* _ACTION ITEM_: Extend the trope list below on characters' fictional worlds becoming real, picking up after its final entry.

* _SELECTED EXTRACT_:
────────
Be careful of what paradise you deal
What hope you make other dreamers feel
For if too many hear it
they will struggle to draw near it
And in the search they just might make it real!


Video Games

  • Played with in Final Fantasy Tactics Advance. The main characters wish they could live in the worlds of video games they play. Then they actually manage to enter such a world. The plot of the game, however, is about trying to get out of that world, since in the end, one has to live in reality. Many fans, however, ended up Longing For Ivalice themselves, and ended up despising the game's protagonist for trying to "destroy" it.
  • The "story" of the Super Smash Bros.. series: a kid playing with his toys, who happen to all be Nintendo characters.
    • And Sega characters. And Konami characters.
  • Mega Man ZX and Mega Man Star Force are about kids who get the ability to transform into Mega Man.
    • Of course, being that these are sequels to previous Megaman games, from their point of view their heroes are historical, rather than fictional. Think Ikki Tousen.
  • SpongeBob SquarePants: Battle for Bikini Bottom, does this when SpongeBob and Patrick wish for "Real nice Robots to play with". Guess who the mooks of this game are!


Web Comics

"Over the years, Parson's had a lot of big ideas. But this is the first one I've ever seen him follow through on."
"Dibs on his dice"


Western Animation

  • In one episode of Chaotic creatures from Perim invade Chaotic and Earth, but it turns out to be All Just a Dream.
────────
* _EXTRACTED ENTRIES_:
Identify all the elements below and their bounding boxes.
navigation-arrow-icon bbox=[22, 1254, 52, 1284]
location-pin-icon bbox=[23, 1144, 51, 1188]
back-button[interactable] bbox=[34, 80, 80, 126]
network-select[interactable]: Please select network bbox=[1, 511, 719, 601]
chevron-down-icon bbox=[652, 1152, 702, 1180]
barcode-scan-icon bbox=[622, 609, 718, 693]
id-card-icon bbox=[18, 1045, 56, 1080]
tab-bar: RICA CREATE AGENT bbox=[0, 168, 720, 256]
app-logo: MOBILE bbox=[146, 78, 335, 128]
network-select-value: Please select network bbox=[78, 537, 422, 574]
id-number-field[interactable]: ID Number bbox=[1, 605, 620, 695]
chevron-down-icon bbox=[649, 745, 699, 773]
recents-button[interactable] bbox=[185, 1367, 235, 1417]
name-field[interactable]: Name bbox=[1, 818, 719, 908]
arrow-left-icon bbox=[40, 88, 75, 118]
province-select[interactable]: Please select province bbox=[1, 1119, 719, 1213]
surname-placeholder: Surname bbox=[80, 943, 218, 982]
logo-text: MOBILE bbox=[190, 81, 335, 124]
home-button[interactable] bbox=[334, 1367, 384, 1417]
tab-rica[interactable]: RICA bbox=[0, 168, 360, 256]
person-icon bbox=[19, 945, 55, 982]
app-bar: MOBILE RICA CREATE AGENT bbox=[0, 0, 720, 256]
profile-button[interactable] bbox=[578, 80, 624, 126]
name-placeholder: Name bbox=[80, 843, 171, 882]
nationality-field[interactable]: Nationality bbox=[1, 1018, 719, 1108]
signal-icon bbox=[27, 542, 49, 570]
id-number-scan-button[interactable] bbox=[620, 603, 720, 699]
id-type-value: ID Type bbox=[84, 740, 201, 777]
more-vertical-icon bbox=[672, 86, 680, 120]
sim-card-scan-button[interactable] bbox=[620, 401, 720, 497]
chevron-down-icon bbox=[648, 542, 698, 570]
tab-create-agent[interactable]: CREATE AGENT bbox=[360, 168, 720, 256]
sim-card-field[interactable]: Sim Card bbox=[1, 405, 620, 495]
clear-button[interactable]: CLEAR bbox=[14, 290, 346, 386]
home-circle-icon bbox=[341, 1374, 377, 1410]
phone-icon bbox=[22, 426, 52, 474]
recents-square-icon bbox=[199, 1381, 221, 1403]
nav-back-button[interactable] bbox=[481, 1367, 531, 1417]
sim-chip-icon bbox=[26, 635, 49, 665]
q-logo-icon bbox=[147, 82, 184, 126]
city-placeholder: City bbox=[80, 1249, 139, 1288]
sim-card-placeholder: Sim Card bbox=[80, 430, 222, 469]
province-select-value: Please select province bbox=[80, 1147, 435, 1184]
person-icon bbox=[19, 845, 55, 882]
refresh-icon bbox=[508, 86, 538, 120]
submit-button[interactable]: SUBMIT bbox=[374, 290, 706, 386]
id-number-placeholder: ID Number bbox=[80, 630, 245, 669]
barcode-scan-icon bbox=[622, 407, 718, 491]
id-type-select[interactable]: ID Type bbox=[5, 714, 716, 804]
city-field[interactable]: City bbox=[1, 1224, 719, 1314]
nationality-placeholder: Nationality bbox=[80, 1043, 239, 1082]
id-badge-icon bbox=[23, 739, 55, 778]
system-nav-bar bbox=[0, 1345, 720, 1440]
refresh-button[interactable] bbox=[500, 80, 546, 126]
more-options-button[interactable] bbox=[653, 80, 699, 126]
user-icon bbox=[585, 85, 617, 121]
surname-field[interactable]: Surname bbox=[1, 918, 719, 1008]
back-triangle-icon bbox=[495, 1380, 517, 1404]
────────
* _WRITTEN ANSWER_:
    • Played straight with any newly-introduced characters. Until they receive an official invitation and password from a Codemaster, the "real" worlds of Chaotic and Perim are nothing but the crazy ramblings of others.
  • Dungeons and Dragons[context?]
  • Captain N: The Game Master.[context?]
  • The Fairly OddParents: At least one of Timmy Turner's wishes has been like this.
    • To elaborate: In one episode, Timmy wishes to meet the Crimson Chin, his favorite superhero. The Chin suffers a Heroic BSOD after learning that he's a fictional character, and Timmy has to try and convince him to return to action. Another episode involves Timmy leaving the portal open and enabling a supervillain to escape into the real world.
    • In another episode, he wishes his life were like an action movie, and the next day it is.
  • In The Grim Adventures of Billy & Mandy episode "Wishbones" a boy named Pud'n wishes his toy bunny were real. An extra-dimensional skull grants his wish, but being a case of Be Careful What You Wish For, the newly animated bunny turns out to be a complete psychopath who does everything in his power to kill Pud'n.

"Love hurts, Pud'n, and I love you... to death."